[Stored records]
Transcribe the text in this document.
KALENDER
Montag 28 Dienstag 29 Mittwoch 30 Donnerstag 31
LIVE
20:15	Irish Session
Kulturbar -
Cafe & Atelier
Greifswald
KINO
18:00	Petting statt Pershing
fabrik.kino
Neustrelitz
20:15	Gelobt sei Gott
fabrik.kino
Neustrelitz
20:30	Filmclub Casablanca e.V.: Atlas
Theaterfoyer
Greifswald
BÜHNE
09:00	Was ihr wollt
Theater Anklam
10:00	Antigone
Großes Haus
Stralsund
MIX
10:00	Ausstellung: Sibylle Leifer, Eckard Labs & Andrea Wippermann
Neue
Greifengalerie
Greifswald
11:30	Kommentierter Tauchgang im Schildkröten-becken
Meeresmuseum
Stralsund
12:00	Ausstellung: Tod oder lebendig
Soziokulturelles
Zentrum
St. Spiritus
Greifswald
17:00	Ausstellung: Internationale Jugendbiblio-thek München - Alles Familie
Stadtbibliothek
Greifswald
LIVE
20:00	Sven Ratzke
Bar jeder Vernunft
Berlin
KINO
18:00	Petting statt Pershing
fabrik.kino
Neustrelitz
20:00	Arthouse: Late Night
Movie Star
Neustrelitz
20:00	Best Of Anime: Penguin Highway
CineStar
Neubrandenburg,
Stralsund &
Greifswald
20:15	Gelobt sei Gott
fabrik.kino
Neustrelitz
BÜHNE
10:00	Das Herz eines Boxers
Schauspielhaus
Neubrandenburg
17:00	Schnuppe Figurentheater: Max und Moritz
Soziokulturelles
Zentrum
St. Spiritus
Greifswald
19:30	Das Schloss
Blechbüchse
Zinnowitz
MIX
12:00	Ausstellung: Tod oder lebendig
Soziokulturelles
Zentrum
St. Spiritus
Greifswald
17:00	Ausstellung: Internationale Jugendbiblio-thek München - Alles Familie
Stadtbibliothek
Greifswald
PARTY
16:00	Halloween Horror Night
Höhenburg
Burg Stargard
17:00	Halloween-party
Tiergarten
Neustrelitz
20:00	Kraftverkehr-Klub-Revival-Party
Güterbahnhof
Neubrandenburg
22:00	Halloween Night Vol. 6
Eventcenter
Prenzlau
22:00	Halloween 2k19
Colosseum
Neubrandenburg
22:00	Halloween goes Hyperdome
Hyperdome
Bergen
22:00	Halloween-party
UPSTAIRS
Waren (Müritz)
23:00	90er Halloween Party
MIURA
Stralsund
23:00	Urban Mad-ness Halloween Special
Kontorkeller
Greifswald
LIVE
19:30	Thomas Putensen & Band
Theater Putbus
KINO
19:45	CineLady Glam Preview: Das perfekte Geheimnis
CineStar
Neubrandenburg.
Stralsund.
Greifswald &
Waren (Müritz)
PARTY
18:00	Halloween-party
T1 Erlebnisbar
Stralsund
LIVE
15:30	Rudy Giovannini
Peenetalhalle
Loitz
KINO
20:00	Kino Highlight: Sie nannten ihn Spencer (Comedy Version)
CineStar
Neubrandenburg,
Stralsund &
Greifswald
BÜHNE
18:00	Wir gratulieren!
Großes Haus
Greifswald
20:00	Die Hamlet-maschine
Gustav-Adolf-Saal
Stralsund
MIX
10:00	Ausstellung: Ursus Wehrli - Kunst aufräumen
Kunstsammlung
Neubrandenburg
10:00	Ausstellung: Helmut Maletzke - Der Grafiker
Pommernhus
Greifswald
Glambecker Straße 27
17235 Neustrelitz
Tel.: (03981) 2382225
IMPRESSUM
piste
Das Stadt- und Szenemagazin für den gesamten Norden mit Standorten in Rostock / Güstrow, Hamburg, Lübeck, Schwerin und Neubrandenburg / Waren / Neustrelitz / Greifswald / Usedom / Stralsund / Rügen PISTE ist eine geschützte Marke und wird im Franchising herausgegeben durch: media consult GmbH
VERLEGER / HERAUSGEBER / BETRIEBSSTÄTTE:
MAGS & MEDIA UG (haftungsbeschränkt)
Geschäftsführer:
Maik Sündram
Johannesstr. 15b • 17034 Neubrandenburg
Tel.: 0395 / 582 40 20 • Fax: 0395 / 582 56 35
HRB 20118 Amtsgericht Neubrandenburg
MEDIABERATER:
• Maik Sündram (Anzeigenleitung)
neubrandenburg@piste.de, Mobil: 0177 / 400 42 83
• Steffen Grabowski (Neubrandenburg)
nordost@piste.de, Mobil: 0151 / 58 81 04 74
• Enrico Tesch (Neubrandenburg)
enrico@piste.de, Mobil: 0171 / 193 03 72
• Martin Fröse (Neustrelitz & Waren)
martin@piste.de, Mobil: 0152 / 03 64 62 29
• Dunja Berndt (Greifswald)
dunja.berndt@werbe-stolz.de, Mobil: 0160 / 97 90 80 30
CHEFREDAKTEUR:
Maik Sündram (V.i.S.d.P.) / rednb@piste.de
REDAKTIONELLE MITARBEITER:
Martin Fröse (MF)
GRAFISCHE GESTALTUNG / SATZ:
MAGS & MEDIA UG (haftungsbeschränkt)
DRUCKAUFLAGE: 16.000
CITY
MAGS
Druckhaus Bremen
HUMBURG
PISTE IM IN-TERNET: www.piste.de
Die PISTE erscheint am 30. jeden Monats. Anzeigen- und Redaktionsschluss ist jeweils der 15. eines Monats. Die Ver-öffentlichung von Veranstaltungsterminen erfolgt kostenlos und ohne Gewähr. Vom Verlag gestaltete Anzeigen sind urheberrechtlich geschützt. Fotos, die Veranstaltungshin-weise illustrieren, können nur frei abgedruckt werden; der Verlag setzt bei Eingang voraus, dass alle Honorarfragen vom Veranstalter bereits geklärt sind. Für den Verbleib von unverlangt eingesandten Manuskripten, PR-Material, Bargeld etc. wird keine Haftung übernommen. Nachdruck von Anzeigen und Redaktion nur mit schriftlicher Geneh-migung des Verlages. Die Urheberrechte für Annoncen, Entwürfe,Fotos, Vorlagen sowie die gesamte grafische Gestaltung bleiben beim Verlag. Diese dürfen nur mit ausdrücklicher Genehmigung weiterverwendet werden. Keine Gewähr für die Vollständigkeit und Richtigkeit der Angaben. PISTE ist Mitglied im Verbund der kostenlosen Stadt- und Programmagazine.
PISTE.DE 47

* _Task objective_
In full and verbatim, repeat the records given above.

* _Exercise solution_
Transcribe the text in this document.
KALENDER
Montag 28 Dienstag 29 Mittwoch 30 Donnerstag 31
LIVE
20:15	Irish Session
Kulturbar -
Cafe & Atelier
Greifswald
KINO
18:00	Petting statt Pershing
fabrik.kino
Neustrelitz
20:15	Gelobt sei Gott
fabrik.kino
Neustrelitz
20:30	Filmclub Casablanca e.V.: Atlas
Theaterfoyer
Greifswald
BÜHNE
09:00	Was ihr wollt
Theater Anklam
10:00	Antigone
Großes Haus
Stralsund
MIX
10:00	Ausstellung: Sibylle Leifer, Eckard Labs & Andrea Wippermann
Neue
Greifengalerie
Greifswald
11:30	Kommentierter Tauchgang im Schildkröten-becken
Meeresmuseum
Stralsund
12:00	Ausstellung: Tod oder lebendig
Soziokulturelles
Zentrum
St. Spiritus
Greifswald
17:00	Ausstellung: Internationale Jugendbiblio-thek München - Alles Familie
Stadtbibliothek
Greifswald
LIVE
20:00	Sven Ratzke
Bar jeder Vernunft
Berlin
KINO
18:00	Petting statt Pershing
fabrik.kino
Neustrelitz
20:00	Arthouse: Late Night
Movie Star
Neustrelitz
20:00	Best Of Anime: Penguin Highway
CineStar
Neubrandenburg,
Stralsund &
Greifswald
20:15	Gelobt sei Gott
fabrik.kino
Neustrelitz
BÜHNE
10:00	Das Herz eines Boxers
Schauspielhaus
Neubrandenburg
17:00	Schnuppe Figurentheater: Max und Moritz
Soziokulturelles
Zentrum
St. Spiritus
Greifswald
19:30	Das Schloss
Blechbüchse
Zinnowitz
MIX
12:00	Ausstellung: Tod oder lebendig
Soziokulturelles
Zentrum
St. Spiritus
Greifswald
17:00	Ausstellung: Internationale Jugendbiblio-thek München - Alles Familie
Stadtbibliothek
Greifswald
PARTY
16:00	Halloween Horror Night
Höhenburg
Burg Stargard
17:00	Halloween-party
Tiergarten
Neustrelitz
20:00	Kraftverkehr-Klub-Revival-Party
Güterbahnhof
Neubrandenburg
22:00	Halloween Night Vol. 6
Eventcenter
Prenzlau
22:00	Halloween 2k19
Colosseum
Neubrandenburg
22:00	Halloween goes Hyperdome
Hyperdome
Bergen
22:00	Halloween-party
UPSTAIRS
Waren (Müritz)
23:00	90er Halloween Party
MIURA
Stralsund
23:00	Urban Mad-ness Halloween Special
Kontorkeller
Greifswald
LIVE
19:30	Thomas Putensen & Band
Theater Putbus
KINO
19:45	CineLady Glam Preview: Das perfekte Geheimnis
CineStar
Neubrandenburg.
Stralsund.
Greifswald &
Waren (Müritz)
PARTY
18:00	Halloween-party
T1 Erlebnisbar
Stralsund
LIVE
15:30	Rudy Giovannini
Peenetalhalle
Loitz
KINO
20:00	Kino Highlight: Sie nannten ihn Spencer (Comedy Version)
CineStar
Neubrandenburg,
Stralsund &
Greifswald
BÜHNE
18:00	Wir gratulieren!
Großes Haus
Greifswald
20:00	Die Hamlet-maschine
Gustav-Adolf-Saal
Stralsund
MIX
10:00	Ausstellung: Ursus Wehrli - Kunst aufräumen
Kunstsammlung
Neubrandenburg
10:00	Ausstellung: Helmut Maletzke - Der Grafiker
Pommernhus
Greifswald
Glambecker Straße 27
17235 Neustrelitz
Tel.: (03981) 2382225
IMPRESSUM
piste
Das Stadt- und Szenemagazin für den gesamten Norden mit Standorten in Rostock / Güstrow, Hamburg, Lübeck, Schwerin und Neubrandenburg / Waren / Neustrelitz / Greifswald / Usedom / Stralsund / Rügen PISTE ist eine geschützte Marke und wird im Franchising herausgegeben durch: media consult GmbH
VERLEGER / HERAUSGEBER / BETRIEBSSTÄTTE:
MAGS & MEDIA UG (haftungsbeschränkt)
Geschäftsführer:
Maik Sündram
Johannesstr. 15b • 17034 Neubrandenburg
Tel.: 0395 / 582 40 20 • Fax: 0395 / 582 56 35
HRB 20118 Amtsgericht Neubrandenburg
MEDIABERATER:
• Maik Sündram (Anzeigenleitung)
neubrandenburg@piste.de, Mobil: 0177 / 400 42 83
• Steffen Grabowski (Neubrandenburg)
nordost@piste.de, Mobil: 0151 / 58 81 04 74
• Enrico Tesch (Neubrandenburg)
enrico@piste.de, Mobil: 0171 / 193 03 72
• Martin Fröse (Neustrelitz & Waren)
martin@piste.de, Mobil: 0152 / 03 64 62 29
• Dunja Berndt (Greifswald)
dunja.berndt@werbe-stolz.de, Mobil: 0160 / 97 90 80 30
CHEFREDAKTEUR:
Maik Sündram (V.i.S.d.P.) / rednb@piste.de
REDAKTIONELLE MITARBEITER:
Martin Fröse (MF)
GRAFISCHE GESTALTUNG / SATZ:
MAGS & MEDIA UG (haftungsbeschränkt)
DRUCKAUFLAGE: 16.000
CITY
MAGS
Druckhaus Bremen
HUMBURG
PISTE IM IN-TERNET: www.piste.de
Die PISTE erscheint am 30. jeden Monats. Anzeigen- und Redaktionsschluss ist jeweils der 15. eines Monats. Die Ver-öffentlichung von Veranstaltungsterminen erfolgt kostenlos und ohne Gewähr. Vom Verlag gestaltete Anzeigen sind urheberrechtlich geschützt. Fotos, die Veranstaltungshin-weise illustrieren, können nur frei abgedruckt werden; der Verlag setzt bei Eingang voraus, dass alle Honorarfragen vom Veranstalter bereits geklärt sind. Für den Verbleib von unverlangt eingesandten Manuskripten, PR-Material, Bargeld etc. wird keine Haftung übernommen. Nachdruck von Anzeigen und Redaktion nur mit schriftlicher Geneh-migung des Verlages. Die Urheberrechte für Annoncen, Entwürfe,Fotos, Vorlagen sowie die gesamte grafische Gestaltung bleiben beim Verlag. Diese dürfen nur mit ausdrücklicher Genehmigung weiterverwendet werden. Keine Gewähr für die Vollständigkeit und Richtigkeit der Angaben. PISTE ist Mitglied im Verbund der kostenlosen Stadt- und Programmagazine.
PISTE.DE 47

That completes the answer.